Stated problem:
All of the data that follows should be retyped exactly, please, except the pictures.

[Collected data entries]

☆ ☆ ☆

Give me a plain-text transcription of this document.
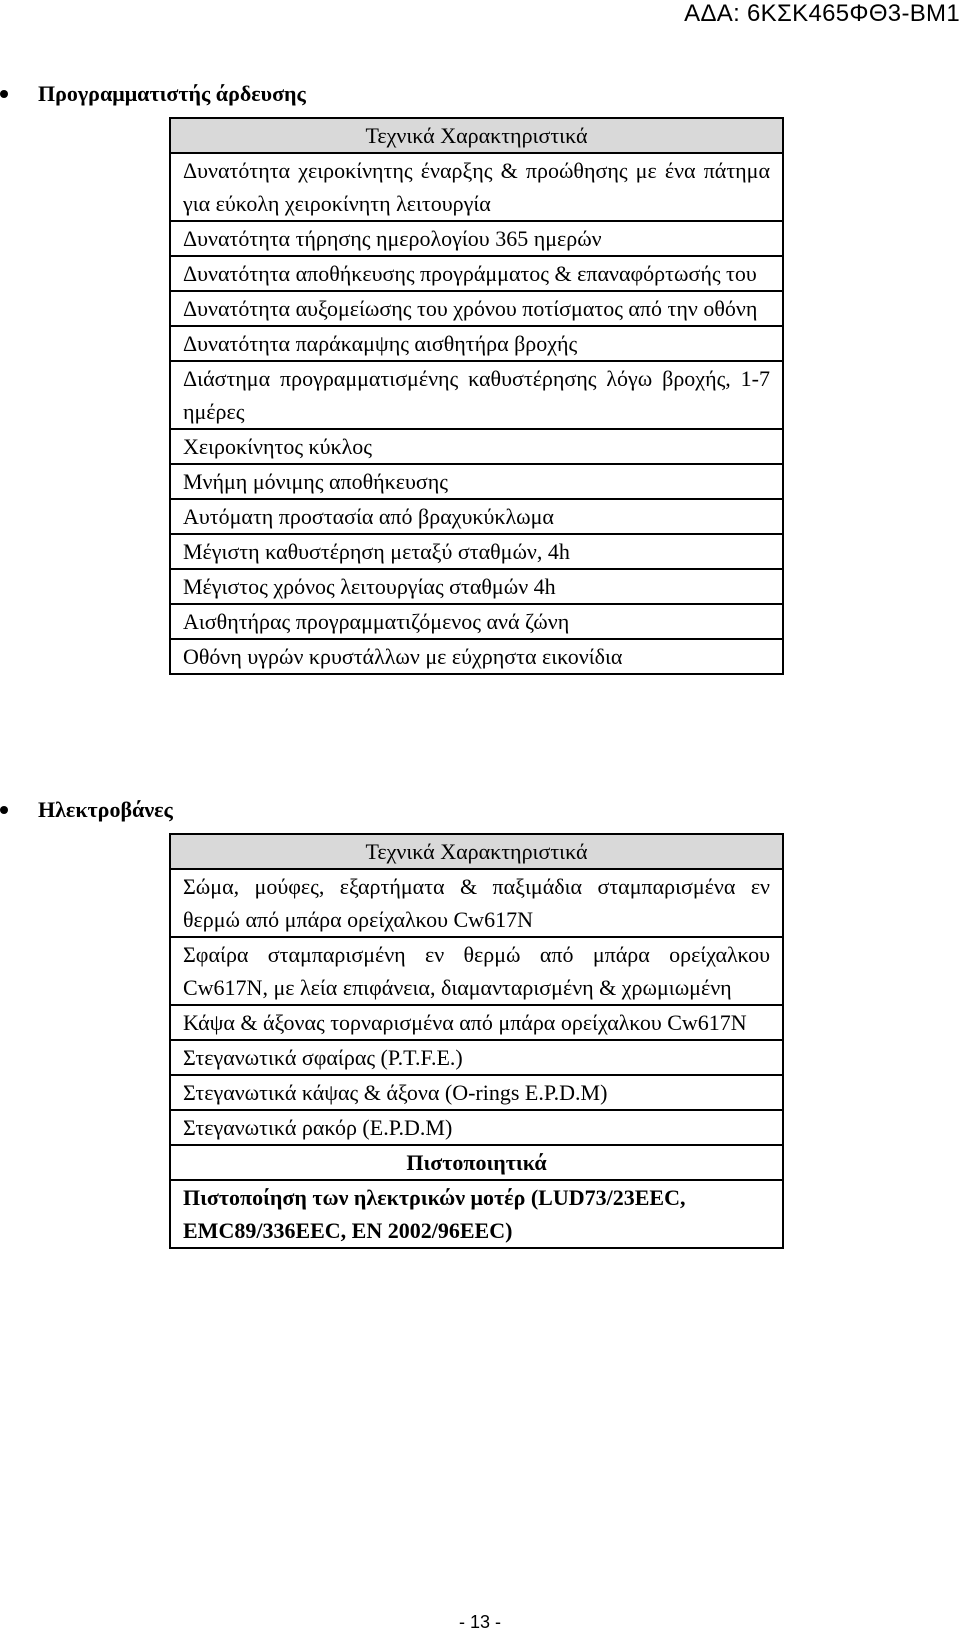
ΑΔΑ: 6ΚΣΚ465ΦΘ3-ΒΜ1
Προγραμματιστής άρδευσης
Τεχνικά Χαρακτηριστικά
Δυνατότητα χειροκίνητης έναρξης & προώθησης με ένα πάτημα για εύκολη χειροκίνητη λειτουργία
Δυνατότητα τήρησης ημερολογίου 365 ημερών
Δυνατότητα αποθήκευσης προγράμματος & επαναφόρτωσής του
Δυνατότητα αυξομείωσης του χρόνου ποτίσματος από την οθόνη
Δυνατότητα παράκαμψης αισθητήρα βροχής
Διάστημα προγραμματισμένης καθυστέρησης λόγω βροχής, 1-7 ημέρες
Χειροκίνητος κύκλος
Μνήμη μόνιμης αποθήκευσης
Αυτόματη προστασία από βραχυκύκλωμα
Μέγιστη καθυστέρηση μεταξύ σταθμών, 4h
Μέγιστος χρόνος λειτουργίας σταθμών 4h
Αισθητήρας προγραμματιζόμενος ανά ζώνη
Οθόνη υγρών κρυστάλλων με εύχρηστα εικονίδια
Ηλεκτροβάνες
Τεχνικά Χαρακτηριστικά
Σώμα, μούφες, εξαρτήματα & παξιμάδια σταμπαρισμένα εν θερμώ από μπάρα ορείχαλκου Cw617N
Σφαίρα σταμπαρισμένη εν θερμώ από μπάρα ορείχαλκου Cw617N, με λεία επιφάνεια, διαμανταρισμένη & χρωμιωμένη
Κάψα & άξονας τορναρισμένα από μπάρα ορείχαλκου Cw617N
Στεγανωτικά σφαίρας (P.T.F.E.)
Στεγανωτικά κάψας & άξονα (O-rings E.P.D.M)
Στεγανωτικά ρακόρ (E.P.D.M)
Πιστοποιητικά
Πιστοποίηση των ηλεκτρικών μοτέρ (LUD73/23EEC, EMC89/336EEC, EN 2002/96EEC)
- 13 -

☆ ☆ ☆

Written answer:
Give me a plain-text transcription of this document.
ΑΔΑ: 6ΚΣΚ465ΦΘ3-ΒΜ1
Προγραμματιστής άρδευσης
Τεχνικά Χαρακτηριστικά
Δυνατότητα χειροκίνητης έναρξης & προώθησης με ένα πάτημα για εύκολη χειροκίνητη λειτουργία
Δυνατότητα τήρησης ημερολογίου 365 ημερών
Δυνατότητα αποθήκευσης προγράμματος & επαναφόρτωσής του
Δυνατότητα αυξομείωσης του χρόνου ποτίσματος από την οθόνη
Δυνατότητα παράκαμψης αισθητήρα βροχής
Διάστημα προγραμματισμένης καθυστέρησης λόγω βροχής, 1-7 ημέρες
Χειροκίνητος κύκλος
Μνήμη μόνιμης αποθήκευσης
Αυτόματη προστασία από βραχυκύκλωμα
Μέγιστη καθυστέρηση μεταξύ σταθμών, 4h
Μέγιστος χρόνος λειτουργίας σταθμών 4h
Αισθητήρας προγραμματιζόμενος ανά ζώνη
Οθόνη υγρών κρυστάλλων με εύχρηστα εικονίδια
Ηλεκτροβάνες
Τεχνικά Χαρακτηριστικά
Σώμα, μούφες, εξαρτήματα & παξιμάδια σταμπαρισμένα εν θερμώ από μπάρα ορείχαλκου Cw617N
Σφαίρα σταμπαρισμένη εν θερμώ από μπάρα ορείχαλκου Cw617N, με λεία επιφάνεια, διαμανταρισμένη & χρωμιωμένη
Κάψα & άξονας τορναρισμένα από μπάρα ορείχαλκου Cw617N
Στεγανωτικά σφαίρας (P.T.F.E.)
Στεγανωτικά κάψας & άξονα (O-rings E.P.D.M)
Στεγανωτικά ρακόρ (E.P.D.M)
Πιστοποιητικά
Πιστοποίηση των ηλεκτρικών μοτέρ (LUD73/23EEC, EMC89/336EEC, EN 2002/96EEC)
- 13 -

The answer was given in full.